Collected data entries
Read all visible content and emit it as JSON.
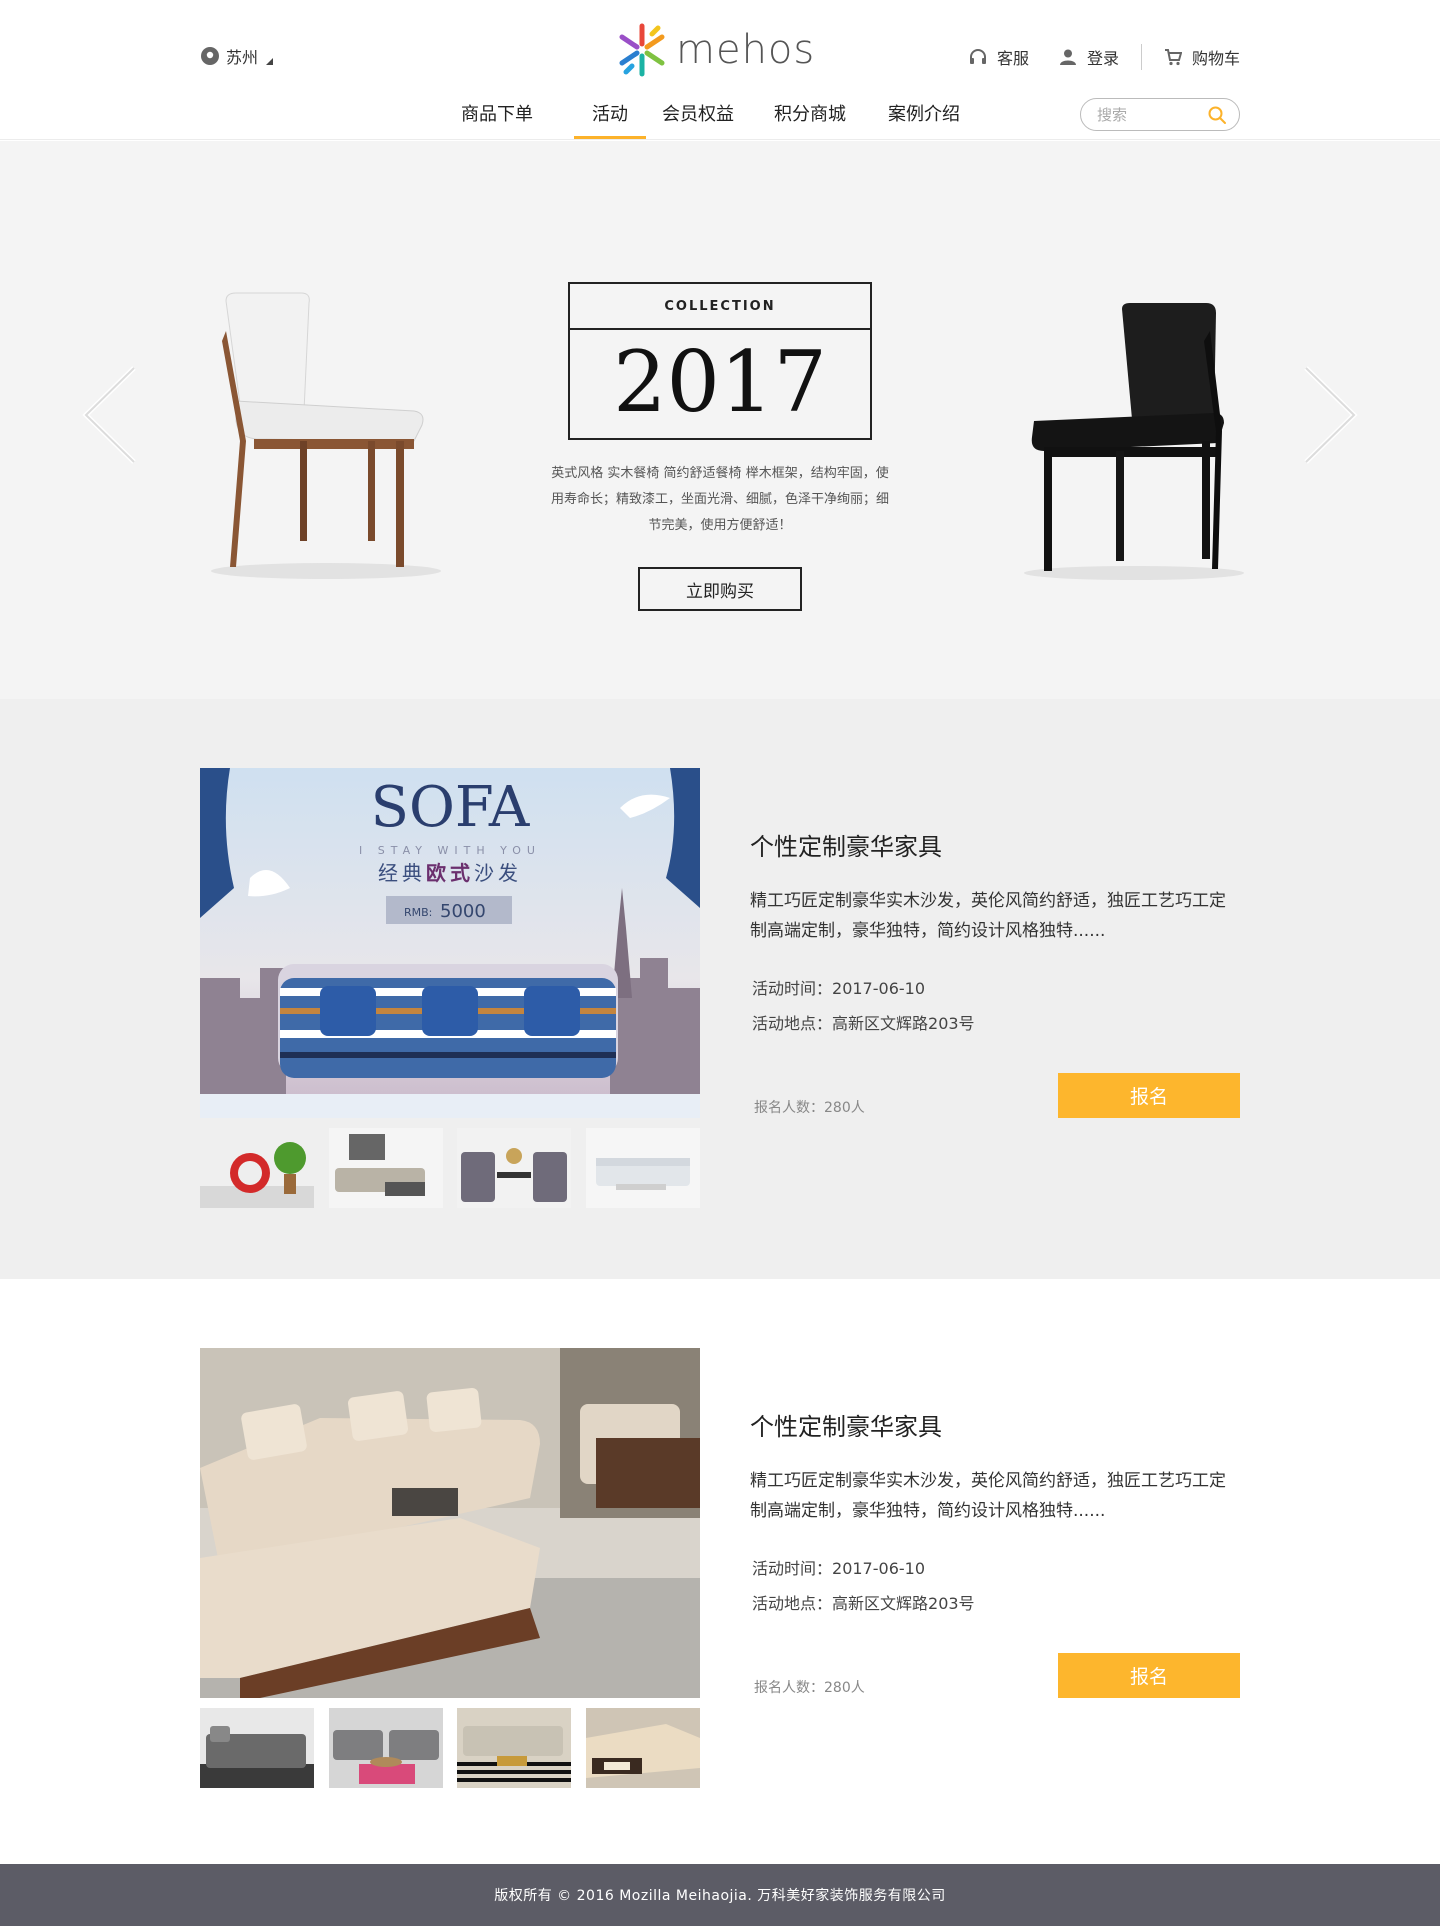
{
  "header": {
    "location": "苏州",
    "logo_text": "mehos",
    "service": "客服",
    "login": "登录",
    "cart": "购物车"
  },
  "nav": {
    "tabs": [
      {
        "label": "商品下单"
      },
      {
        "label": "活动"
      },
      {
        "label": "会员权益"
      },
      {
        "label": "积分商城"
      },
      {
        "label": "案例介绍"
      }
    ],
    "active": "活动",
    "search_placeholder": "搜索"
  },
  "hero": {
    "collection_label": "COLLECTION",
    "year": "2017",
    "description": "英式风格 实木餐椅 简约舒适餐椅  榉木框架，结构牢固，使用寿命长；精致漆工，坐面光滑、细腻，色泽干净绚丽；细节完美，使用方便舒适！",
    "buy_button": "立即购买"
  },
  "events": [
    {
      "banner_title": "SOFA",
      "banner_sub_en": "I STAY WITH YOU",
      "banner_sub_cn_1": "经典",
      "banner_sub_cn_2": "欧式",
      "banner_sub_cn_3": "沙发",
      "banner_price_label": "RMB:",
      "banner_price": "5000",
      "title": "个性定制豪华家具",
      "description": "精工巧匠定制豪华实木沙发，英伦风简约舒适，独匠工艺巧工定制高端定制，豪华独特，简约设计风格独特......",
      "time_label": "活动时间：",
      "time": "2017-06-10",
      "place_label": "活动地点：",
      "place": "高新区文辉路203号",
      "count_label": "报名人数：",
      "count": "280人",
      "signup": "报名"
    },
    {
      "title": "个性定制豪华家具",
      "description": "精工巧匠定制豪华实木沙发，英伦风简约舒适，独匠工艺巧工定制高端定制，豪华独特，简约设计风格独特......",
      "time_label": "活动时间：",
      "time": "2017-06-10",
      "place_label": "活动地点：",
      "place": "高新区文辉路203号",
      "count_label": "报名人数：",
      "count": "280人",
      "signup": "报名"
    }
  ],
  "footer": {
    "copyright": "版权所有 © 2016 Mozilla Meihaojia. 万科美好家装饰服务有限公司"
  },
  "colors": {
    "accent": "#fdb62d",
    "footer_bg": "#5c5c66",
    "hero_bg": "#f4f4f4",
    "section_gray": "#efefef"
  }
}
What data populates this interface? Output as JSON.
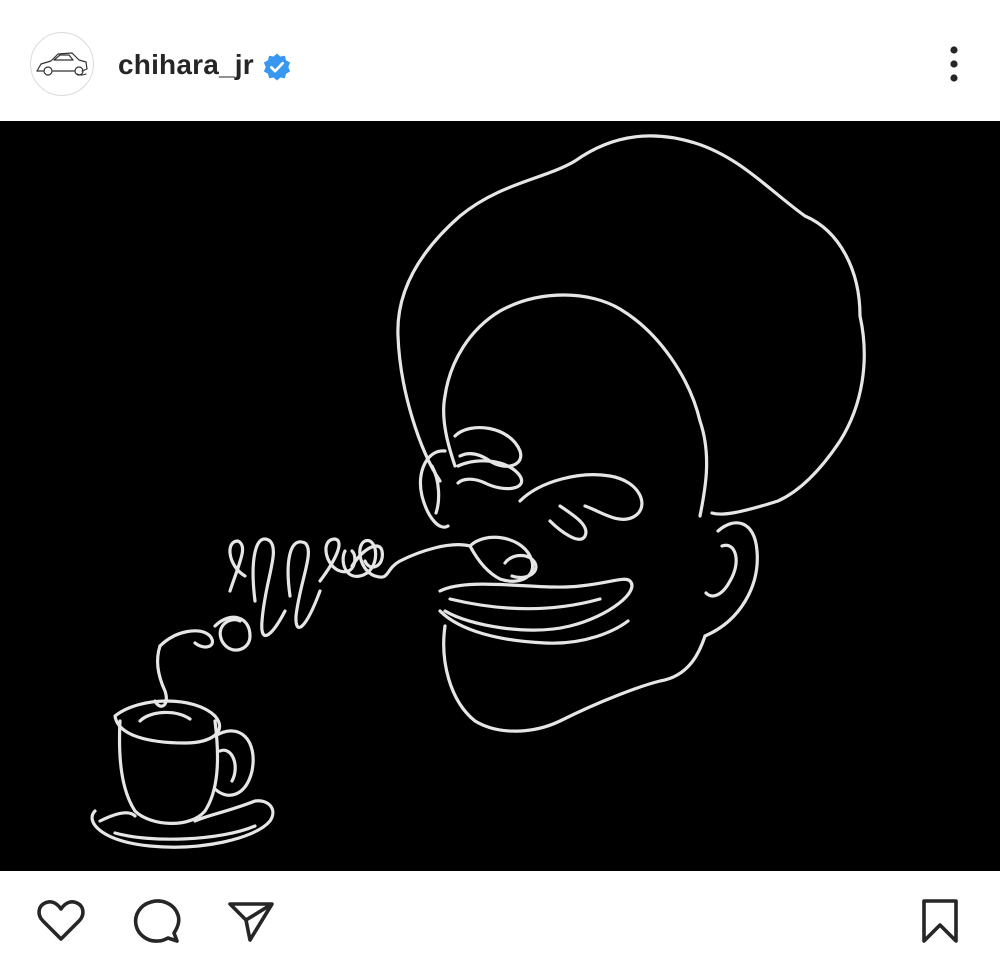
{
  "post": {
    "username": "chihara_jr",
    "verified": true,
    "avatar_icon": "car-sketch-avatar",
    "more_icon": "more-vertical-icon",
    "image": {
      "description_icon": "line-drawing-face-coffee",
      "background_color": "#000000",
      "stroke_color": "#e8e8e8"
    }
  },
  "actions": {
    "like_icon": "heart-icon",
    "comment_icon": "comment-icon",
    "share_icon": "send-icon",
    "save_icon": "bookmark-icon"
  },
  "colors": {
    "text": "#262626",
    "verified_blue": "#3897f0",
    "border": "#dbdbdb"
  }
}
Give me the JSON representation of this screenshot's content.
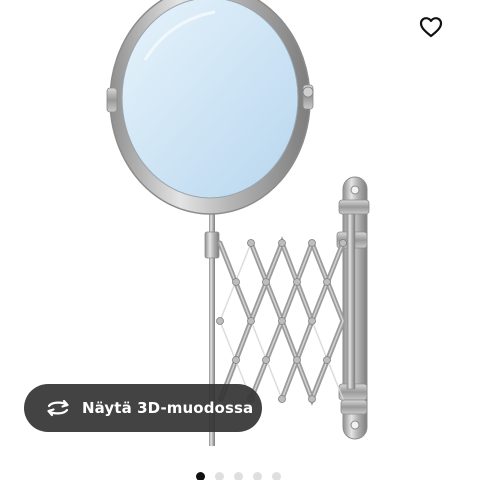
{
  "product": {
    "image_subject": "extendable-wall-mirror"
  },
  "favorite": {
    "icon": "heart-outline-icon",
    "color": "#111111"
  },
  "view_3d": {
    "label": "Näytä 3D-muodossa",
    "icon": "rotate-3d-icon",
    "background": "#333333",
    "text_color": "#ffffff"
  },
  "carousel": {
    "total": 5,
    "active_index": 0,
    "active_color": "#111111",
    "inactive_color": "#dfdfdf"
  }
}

→ **Given request**
Print out the lines exactly, skipping any picture.

→ **Complete output**
Read all visible content and emit it as JSON.
{
  "header": {
    "location": "苏州",
    "logo_text": "mehos",
    "service": "客服",
    "login": "登录",
    "cart": "购物车"
  },
  "nav": {
    "tabs": [
      {
        "label": "商品下单"
      },
      {
        "label": "活动"
      },
      {
        "label": "会员权益"
      },
      {
        "label": "积分商城"
      },
      {
        "label": "案例介绍"
      }
    ],
    "active": "活动",
    "search_placeholder": "搜索"
  },
  "hero": {
    "collection_label": "COLLECTION",
    "year": "2017",
    "description": "英式风格 实木餐椅 简约舒适餐椅  榉木框架，结构牢固，使用寿命长；精致漆工，坐面光滑、细腻，色泽干净绚丽；细节完美，使用方便舒适！",
    "buy_button": "立即购买"
  },
  "events": [
    {
      "banner_title": "SOFA",
      "banner_sub_en": "I STAY WITH YOU",
      "banner_sub_cn_1": "经典",
      "banner_sub_cn_2": "欧式",
      "banner_sub_cn_3": "沙发",
      "banner_price_label": "RMB:",
      "banner_price": "5000",
      "title": "个性定制豪华家具",
      "description": "精工巧匠定制豪华实木沙发，英伦风简约舒适，独匠工艺巧工定制高端定制，豪华独特，简约设计风格独特......",
      "time_label": "活动时间：",
      "time": "2017-06-10",
      "place_label": "活动地点：",
      "place": "高新区文辉路203号",
      "count_label": "报名人数：",
      "count": "280人",
      "signup": "报名"
    },
    {
      "title": "个性定制豪华家具",
      "description": "精工巧匠定制豪华实木沙发，英伦风简约舒适，独匠工艺巧工定制高端定制，豪华独特，简约设计风格独特......",
      "time_label": "活动时间：",
      "time": "2017-06-10",
      "place_label": "活动地点：",
      "place": "高新区文辉路203号",
      "count_label": "报名人数：",
      "count": "280人",
      "signup": "报名"
    }
  ],
  "footer": {
    "copyright": "版权所有 © 2016 Mozilla Meihaojia. 万科美好家装饰服务有限公司"
  },
  "colors": {
    "accent": "#fdb62d",
    "footer_bg": "#5c5c66",
    "hero_bg": "#f4f4f4",
    "section_gray": "#efefef"
  }
}
What data populates this interface? Output as JSON.
{
  "post": {
    "username": "chihara_jr",
    "verified": true,
    "avatar_icon": "car-sketch-avatar",
    "more_icon": "more-vertical-icon",
    "image": {
      "description_icon": "line-drawing-face-coffee",
      "background_color": "#000000",
      "stroke_color": "#e8e8e8"
    }
  },
  "actions": {
    "like_icon": "heart-icon",
    "comment_icon": "comment-icon",
    "share_icon": "send-icon",
    "save_icon": "bookmark-icon"
  },
  "colors": {
    "text": "#262626",
    "verified_blue": "#3897f0",
    "border": "#dbdbdb"
  }
}
Give me the JSON representation of this screenshot's content.
{
  "product": {
    "image_subject": "extendable-wall-mirror"
  },
  "favorite": {
    "icon": "heart-outline-icon",
    "color": "#111111"
  },
  "view_3d": {
    "label": "Näytä 3D-muodossa",
    "icon": "rotate-3d-icon",
    "background": "#333333",
    "text_color": "#ffffff"
  },
  "carousel": {
    "total": 5,
    "active_index": 0,
    "active_color": "#111111",
    "inactive_color": "#dfdfdf"
  }
}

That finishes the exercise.